• [Work instructions]:
Your task is to repeat the listing exactly.

• [Supplied data]:
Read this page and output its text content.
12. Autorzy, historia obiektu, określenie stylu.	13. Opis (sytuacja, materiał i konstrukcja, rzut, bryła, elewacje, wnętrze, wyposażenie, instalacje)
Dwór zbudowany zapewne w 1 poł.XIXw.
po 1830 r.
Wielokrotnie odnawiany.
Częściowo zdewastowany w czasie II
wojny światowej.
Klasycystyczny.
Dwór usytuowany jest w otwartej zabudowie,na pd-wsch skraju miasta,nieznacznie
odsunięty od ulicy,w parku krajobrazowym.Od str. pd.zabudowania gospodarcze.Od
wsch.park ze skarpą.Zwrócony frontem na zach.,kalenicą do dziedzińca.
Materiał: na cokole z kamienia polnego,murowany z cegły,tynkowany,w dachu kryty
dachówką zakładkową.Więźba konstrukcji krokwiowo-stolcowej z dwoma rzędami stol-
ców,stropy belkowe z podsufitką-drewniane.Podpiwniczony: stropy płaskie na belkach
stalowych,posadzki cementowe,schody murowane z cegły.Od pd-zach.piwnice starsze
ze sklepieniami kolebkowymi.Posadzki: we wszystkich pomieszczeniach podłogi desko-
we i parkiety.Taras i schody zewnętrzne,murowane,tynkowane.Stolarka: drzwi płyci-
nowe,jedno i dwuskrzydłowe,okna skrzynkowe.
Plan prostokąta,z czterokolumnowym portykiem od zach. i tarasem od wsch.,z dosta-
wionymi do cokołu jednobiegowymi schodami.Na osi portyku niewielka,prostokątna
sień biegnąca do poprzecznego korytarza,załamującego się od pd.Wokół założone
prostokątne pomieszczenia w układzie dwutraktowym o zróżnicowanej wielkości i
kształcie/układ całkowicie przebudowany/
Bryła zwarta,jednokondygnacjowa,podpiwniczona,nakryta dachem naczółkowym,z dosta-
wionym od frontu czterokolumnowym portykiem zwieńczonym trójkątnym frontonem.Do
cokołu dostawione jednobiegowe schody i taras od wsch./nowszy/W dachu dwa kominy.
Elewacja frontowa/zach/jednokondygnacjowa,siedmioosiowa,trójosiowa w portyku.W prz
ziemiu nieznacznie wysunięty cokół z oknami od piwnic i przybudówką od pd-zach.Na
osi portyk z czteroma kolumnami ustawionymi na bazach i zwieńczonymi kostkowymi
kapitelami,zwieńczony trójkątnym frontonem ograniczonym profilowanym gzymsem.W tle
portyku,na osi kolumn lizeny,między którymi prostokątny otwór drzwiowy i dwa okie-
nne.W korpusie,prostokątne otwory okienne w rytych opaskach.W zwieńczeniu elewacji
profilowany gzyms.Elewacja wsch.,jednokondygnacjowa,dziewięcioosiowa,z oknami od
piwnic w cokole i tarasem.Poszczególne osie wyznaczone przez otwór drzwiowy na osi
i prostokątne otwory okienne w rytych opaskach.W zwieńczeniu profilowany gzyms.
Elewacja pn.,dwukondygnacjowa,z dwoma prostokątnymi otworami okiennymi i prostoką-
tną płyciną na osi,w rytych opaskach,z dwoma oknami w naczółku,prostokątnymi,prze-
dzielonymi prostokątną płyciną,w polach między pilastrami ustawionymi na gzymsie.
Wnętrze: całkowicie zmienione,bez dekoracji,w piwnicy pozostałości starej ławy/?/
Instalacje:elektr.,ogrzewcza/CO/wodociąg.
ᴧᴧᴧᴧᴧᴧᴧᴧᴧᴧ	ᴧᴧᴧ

• [The reply]:
Read this page and output its text content.
12. Autorzy, historia obiektu, określenie stylu.	13. Opis (sytuacja, materiał i konstrukcja, rzut, bryła, elewacje, wnętrze, wyposażenie, instalacje)
Dwór zbudowany zapewne w 1 poł.XIXw.
po 1830 r.
Wielokrotnie odnawiany.
Częściowo zdewastowany w czasie II
wojny światowej.
Klasycystyczny.
Dwór usytuowany jest w otwartej zabudowie,na pd-wsch skraju miasta,nieznacznie
odsunięty od ulicy,w parku krajobrazowym.Od str. pd.zabudowania gospodarcze.Od
wsch.park ze skarpą.Zwrócony frontem na zach.,kalenicą do dziedzińca.
Materiał: na cokole z kamienia polnego,murowany z cegły,tynkowany,w dachu kryty
dachówką zakładkową.Więźba konstrukcji krokwiowo-stolcowej z dwoma rzędami stol-
ców,stropy belkowe z podsufitką-drewniane.Podpiwniczony: stropy płaskie na belkach
stalowych,posadzki cementowe,schody murowane z cegły.Od pd-zach.piwnice starsze
ze sklepieniami kolebkowymi.Posadzki: we wszystkich pomieszczeniach podłogi desko-
we i parkiety.Taras i schody zewnętrzne,murowane,tynkowane.Stolarka: drzwi płyci-
nowe,jedno i dwuskrzydłowe,okna skrzynkowe.
Plan prostokąta,z czterokolumnowym portykiem od zach. i tarasem od wsch.,z dosta-
wionymi do cokołu jednobiegowymi schodami.Na osi portyku niewielka,prostokątna
sień biegnąca do poprzecznego korytarza,załamującego się od pd.Wokół założone
prostokątne pomieszczenia w układzie dwutraktowym o zróżnicowanej wielkości i
kształcie/układ całkowicie przebudowany/
Bryła zwarta,jednokondygnacjowa,podpiwniczona,nakryta dachem naczółkowym,z dosta-
wionym od frontu czterokolumnowym portykiem zwieńczonym trójkątnym frontonem.Do
cokołu dostawione jednobiegowe schody i taras od wsch./nowszy/W dachu dwa kominy.
Elewacja frontowa/zach/jednokondygnacjowa,siedmioosiowa,trójosiowa w portyku.W prz
ziemiu nieznacznie wysunięty cokół z oknami od piwnic i przybudówką od pd-zach.Na
osi portyk z czteroma kolumnami ustawionymi na bazach i zwieńczonymi kostkowymi
kapitelami,zwieńczony trójkątnym frontonem ograniczonym profilowanym gzymsem.W tle
portyku,na osi kolumn lizeny,między którymi prostokątny otwór drzwiowy i dwa okie-
nne.W korpusie,prostokątne otwory okienne w rytych opaskach.W zwieńczeniu elewacji
profilowany gzyms.Elewacja wsch.,jednokondygnacjowa,dziewięcioosiowa,z oknami od
piwnic w cokole i tarasem.Poszczególne osie wyznaczone przez otwór drzwiowy na osi
i prostokątne otwory okienne w rytych opaskach.W zwieńczeniu profilowany gzyms.
Elewacja pn.,dwukondygnacjowa,z dwoma prostokątnymi otworami okiennymi i prostoką-
tną płyciną na osi,w rytych opaskach,z dwoma oknami w naczółku,prostokątnymi,prze-
dzielonymi prostokątną płyciną,w polach między pilastrami ustawionymi na gzymsie.
Wnętrze: całkowicie zmienione,bez dekoracji,w piwnicy pozostałości starej ławy/?/
Instalacje:elektr.,ogrzewcza/CO/wodociąg.
ᴧᴧᴧᴧᴧᴧᴧᴧᴧᴧ	ᴧᴧᴧ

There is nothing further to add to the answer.